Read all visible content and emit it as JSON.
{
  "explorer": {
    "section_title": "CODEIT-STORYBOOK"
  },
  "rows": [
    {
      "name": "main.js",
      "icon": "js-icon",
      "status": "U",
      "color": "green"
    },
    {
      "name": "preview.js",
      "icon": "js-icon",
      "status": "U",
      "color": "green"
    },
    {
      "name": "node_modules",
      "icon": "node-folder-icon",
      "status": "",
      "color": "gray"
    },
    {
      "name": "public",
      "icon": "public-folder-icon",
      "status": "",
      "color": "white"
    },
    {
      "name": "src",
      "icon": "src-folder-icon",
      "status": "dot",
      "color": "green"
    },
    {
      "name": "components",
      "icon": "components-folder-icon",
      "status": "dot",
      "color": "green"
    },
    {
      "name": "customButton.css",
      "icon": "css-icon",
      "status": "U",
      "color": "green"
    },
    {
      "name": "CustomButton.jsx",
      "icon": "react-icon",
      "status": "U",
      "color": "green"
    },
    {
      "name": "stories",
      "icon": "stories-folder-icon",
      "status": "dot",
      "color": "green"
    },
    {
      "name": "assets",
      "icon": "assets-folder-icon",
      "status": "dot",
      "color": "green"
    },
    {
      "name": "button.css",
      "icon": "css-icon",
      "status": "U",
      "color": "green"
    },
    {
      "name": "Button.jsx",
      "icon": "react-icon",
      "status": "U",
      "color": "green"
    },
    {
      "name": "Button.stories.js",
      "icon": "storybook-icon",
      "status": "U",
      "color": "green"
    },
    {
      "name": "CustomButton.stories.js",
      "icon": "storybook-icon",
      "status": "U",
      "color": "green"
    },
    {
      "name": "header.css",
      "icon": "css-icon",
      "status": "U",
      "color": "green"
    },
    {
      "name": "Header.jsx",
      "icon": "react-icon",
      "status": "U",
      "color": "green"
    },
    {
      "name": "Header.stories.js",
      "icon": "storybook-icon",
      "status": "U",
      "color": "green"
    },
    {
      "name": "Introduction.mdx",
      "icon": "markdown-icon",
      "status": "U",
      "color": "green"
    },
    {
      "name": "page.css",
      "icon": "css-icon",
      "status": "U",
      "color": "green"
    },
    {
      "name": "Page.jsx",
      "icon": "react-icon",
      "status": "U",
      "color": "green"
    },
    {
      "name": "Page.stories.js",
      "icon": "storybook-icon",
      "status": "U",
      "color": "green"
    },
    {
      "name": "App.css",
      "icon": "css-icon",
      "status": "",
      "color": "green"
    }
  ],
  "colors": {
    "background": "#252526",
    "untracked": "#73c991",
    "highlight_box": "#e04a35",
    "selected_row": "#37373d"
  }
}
:::::
● **Exercise objective**
Look through the data above. Copy every line with the string "components" in it.

● **Full answer**
      "name": "components",
      "icon": "components-folder-icon",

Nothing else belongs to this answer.